_Records for this exercise_
□ □ □ □

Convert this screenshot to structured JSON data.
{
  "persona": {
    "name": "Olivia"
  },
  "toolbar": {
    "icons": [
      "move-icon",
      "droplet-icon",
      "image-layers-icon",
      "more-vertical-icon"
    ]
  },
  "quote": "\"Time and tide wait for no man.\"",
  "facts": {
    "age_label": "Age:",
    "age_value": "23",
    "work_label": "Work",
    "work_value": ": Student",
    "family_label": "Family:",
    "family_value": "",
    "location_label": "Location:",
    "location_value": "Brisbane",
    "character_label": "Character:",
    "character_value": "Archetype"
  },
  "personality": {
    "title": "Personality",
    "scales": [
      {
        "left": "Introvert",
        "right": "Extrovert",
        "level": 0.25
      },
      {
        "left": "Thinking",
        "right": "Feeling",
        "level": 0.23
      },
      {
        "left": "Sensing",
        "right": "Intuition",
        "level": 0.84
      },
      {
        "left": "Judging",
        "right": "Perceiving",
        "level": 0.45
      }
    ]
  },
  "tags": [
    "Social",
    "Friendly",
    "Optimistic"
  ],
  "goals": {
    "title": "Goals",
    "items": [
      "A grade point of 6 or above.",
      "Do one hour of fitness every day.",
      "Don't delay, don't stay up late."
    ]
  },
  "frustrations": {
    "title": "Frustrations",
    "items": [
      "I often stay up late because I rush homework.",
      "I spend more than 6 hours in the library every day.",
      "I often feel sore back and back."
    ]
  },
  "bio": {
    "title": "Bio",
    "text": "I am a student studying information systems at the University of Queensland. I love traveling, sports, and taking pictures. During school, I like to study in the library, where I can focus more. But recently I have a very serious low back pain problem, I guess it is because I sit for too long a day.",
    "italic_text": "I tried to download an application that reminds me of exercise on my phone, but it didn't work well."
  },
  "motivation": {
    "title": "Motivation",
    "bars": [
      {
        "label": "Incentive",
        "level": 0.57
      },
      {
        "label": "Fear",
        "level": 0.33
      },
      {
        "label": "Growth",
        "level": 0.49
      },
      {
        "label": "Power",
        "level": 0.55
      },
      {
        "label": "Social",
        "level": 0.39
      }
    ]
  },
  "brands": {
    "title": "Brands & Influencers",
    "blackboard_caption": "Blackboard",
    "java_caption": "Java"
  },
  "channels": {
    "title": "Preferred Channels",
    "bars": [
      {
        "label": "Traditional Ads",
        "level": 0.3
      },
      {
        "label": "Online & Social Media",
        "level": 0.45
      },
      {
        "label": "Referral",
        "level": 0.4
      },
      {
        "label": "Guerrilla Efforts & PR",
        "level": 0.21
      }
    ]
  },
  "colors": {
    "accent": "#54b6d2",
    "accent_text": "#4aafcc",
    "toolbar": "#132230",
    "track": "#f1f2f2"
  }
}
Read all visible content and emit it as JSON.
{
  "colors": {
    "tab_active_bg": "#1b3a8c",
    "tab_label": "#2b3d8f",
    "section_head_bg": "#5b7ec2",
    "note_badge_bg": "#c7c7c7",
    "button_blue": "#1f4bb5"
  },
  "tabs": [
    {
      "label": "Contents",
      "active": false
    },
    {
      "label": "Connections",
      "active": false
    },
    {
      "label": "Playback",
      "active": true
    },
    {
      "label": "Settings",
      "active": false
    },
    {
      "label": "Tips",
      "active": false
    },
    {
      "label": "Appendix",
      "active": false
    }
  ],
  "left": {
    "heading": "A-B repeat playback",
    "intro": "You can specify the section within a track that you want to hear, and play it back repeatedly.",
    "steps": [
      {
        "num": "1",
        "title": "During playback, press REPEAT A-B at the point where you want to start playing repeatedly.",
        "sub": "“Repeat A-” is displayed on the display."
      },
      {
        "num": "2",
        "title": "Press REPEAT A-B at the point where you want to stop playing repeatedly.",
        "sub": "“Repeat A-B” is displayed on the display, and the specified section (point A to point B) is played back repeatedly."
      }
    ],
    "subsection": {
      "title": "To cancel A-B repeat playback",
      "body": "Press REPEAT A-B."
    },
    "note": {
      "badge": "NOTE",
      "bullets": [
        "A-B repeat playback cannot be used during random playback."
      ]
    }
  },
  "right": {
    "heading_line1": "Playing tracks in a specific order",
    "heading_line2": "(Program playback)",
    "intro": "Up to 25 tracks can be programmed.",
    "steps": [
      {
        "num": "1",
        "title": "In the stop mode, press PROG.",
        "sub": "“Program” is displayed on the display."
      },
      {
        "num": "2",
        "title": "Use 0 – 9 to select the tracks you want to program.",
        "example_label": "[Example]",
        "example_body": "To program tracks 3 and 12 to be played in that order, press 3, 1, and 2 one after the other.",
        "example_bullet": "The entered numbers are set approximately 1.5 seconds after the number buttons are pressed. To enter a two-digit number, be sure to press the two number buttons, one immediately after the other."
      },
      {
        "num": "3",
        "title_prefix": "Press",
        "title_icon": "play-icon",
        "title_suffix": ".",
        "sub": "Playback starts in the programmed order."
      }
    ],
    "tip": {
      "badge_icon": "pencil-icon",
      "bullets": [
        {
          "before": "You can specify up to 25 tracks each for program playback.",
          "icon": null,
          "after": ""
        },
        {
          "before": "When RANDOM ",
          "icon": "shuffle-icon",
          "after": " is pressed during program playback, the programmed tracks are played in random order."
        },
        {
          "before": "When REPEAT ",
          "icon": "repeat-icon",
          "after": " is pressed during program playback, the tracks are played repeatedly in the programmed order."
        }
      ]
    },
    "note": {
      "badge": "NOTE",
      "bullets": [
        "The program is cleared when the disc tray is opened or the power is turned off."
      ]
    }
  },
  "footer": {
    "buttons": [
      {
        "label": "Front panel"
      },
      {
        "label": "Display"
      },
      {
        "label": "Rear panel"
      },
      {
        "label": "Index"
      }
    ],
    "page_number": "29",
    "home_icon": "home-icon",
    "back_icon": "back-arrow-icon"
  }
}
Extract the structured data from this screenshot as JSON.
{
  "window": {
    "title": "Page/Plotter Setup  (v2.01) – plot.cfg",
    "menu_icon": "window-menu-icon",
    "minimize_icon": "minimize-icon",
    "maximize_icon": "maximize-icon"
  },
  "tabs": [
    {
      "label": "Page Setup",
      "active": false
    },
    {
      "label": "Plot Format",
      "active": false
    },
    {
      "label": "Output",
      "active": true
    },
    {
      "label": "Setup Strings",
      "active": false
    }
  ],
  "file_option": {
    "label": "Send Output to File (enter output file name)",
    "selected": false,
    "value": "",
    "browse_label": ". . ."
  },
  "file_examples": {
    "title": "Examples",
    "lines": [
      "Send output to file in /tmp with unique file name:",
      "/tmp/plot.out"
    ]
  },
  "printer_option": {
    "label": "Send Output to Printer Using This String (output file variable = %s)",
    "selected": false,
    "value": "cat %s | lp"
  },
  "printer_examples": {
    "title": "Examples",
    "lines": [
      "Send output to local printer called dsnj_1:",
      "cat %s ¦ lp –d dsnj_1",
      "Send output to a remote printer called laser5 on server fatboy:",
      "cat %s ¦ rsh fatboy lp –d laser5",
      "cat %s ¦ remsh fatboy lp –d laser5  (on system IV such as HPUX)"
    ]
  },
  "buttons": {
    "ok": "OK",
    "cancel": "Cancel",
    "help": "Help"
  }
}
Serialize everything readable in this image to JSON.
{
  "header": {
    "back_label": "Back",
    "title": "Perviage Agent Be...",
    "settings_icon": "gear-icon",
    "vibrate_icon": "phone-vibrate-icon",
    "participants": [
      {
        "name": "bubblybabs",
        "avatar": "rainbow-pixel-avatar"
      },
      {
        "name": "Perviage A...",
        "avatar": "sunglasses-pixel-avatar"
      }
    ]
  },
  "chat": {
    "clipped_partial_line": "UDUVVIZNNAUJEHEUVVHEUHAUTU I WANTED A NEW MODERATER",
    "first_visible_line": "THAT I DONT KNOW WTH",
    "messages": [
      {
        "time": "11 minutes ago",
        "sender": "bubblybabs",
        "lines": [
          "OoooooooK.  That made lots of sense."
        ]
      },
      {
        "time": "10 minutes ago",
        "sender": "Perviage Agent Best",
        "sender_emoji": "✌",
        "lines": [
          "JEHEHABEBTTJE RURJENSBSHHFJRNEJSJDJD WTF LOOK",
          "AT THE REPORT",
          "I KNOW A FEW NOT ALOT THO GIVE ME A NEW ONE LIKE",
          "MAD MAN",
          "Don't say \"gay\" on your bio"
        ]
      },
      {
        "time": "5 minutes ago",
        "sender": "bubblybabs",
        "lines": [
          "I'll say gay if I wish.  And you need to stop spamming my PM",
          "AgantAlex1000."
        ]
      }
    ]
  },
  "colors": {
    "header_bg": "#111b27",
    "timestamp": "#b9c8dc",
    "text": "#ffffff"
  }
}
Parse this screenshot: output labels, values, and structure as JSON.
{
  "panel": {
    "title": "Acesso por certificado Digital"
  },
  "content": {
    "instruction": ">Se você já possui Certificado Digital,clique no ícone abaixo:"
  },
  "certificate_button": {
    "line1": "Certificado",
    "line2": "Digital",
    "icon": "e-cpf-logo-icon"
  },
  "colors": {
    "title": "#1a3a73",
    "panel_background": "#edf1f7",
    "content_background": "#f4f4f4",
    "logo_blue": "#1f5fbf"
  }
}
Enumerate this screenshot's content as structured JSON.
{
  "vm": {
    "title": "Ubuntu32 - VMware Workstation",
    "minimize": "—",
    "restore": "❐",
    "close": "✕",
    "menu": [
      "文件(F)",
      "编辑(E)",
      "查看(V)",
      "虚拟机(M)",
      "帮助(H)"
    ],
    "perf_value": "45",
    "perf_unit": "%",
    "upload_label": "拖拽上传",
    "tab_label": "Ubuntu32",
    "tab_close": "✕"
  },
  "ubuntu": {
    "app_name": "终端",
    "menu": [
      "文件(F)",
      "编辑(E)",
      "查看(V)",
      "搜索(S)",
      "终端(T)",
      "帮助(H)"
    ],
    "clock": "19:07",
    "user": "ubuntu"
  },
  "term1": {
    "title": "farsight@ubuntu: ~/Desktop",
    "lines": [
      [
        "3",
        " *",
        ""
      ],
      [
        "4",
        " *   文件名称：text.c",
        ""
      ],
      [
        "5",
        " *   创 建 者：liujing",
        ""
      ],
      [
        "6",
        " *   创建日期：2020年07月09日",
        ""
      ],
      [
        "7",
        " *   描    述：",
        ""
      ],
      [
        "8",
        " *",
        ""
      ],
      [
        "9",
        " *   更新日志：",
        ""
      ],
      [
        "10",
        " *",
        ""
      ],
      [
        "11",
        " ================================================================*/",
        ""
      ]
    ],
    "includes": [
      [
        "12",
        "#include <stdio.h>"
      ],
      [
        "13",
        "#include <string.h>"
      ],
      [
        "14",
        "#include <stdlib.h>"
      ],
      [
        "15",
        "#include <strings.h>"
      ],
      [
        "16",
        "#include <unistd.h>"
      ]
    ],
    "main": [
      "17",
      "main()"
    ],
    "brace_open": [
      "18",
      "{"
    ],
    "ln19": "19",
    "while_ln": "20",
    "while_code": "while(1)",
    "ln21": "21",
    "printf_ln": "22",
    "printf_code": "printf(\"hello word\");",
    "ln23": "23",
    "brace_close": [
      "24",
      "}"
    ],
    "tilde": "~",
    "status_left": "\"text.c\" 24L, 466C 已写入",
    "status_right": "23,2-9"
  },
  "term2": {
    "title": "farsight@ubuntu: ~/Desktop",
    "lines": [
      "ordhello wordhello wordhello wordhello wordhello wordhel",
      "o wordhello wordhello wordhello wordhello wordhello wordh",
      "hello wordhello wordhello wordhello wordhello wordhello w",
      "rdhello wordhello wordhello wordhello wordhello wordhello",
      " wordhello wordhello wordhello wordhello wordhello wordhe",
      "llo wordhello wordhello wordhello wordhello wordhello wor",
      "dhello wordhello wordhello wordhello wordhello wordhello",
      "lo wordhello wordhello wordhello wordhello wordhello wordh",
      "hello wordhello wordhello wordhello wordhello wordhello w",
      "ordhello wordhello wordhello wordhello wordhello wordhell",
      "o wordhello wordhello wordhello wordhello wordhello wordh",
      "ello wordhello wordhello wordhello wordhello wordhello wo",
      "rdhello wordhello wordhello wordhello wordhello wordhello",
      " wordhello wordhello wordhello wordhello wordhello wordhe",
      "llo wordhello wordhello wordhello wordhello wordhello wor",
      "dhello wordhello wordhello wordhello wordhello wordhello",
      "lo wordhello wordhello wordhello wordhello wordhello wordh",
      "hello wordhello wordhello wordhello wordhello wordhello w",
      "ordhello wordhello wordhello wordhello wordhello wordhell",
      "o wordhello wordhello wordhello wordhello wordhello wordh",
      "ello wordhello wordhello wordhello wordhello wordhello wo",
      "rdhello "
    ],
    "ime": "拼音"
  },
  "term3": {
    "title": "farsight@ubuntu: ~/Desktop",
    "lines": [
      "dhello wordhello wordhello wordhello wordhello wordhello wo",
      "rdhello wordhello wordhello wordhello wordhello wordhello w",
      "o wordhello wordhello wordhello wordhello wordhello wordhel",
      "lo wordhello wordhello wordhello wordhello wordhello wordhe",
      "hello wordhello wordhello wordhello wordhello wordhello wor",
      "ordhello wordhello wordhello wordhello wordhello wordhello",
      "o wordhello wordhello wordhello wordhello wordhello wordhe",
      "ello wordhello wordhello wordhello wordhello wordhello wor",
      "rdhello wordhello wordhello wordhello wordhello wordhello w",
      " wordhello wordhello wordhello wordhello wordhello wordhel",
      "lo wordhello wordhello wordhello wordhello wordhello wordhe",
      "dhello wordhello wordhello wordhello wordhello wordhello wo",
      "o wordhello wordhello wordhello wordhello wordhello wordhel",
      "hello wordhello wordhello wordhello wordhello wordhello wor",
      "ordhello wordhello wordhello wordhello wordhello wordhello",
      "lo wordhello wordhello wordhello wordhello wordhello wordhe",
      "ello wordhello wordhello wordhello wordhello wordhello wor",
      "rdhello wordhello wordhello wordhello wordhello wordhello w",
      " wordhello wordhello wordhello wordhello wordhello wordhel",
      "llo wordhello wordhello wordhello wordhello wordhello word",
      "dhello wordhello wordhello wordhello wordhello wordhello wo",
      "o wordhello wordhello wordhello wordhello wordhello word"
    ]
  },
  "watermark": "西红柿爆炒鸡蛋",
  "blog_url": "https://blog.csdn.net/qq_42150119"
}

□ □ □ □

_Directive_
Every line above that contains the word "Digital" should be reported.

_Output for this task_
    "title": "Acesso por certificado Digital"
    "instruction": ">Se você já possui Certificado Digital,clique no ícone abaixo:"
    "line2": "Digital",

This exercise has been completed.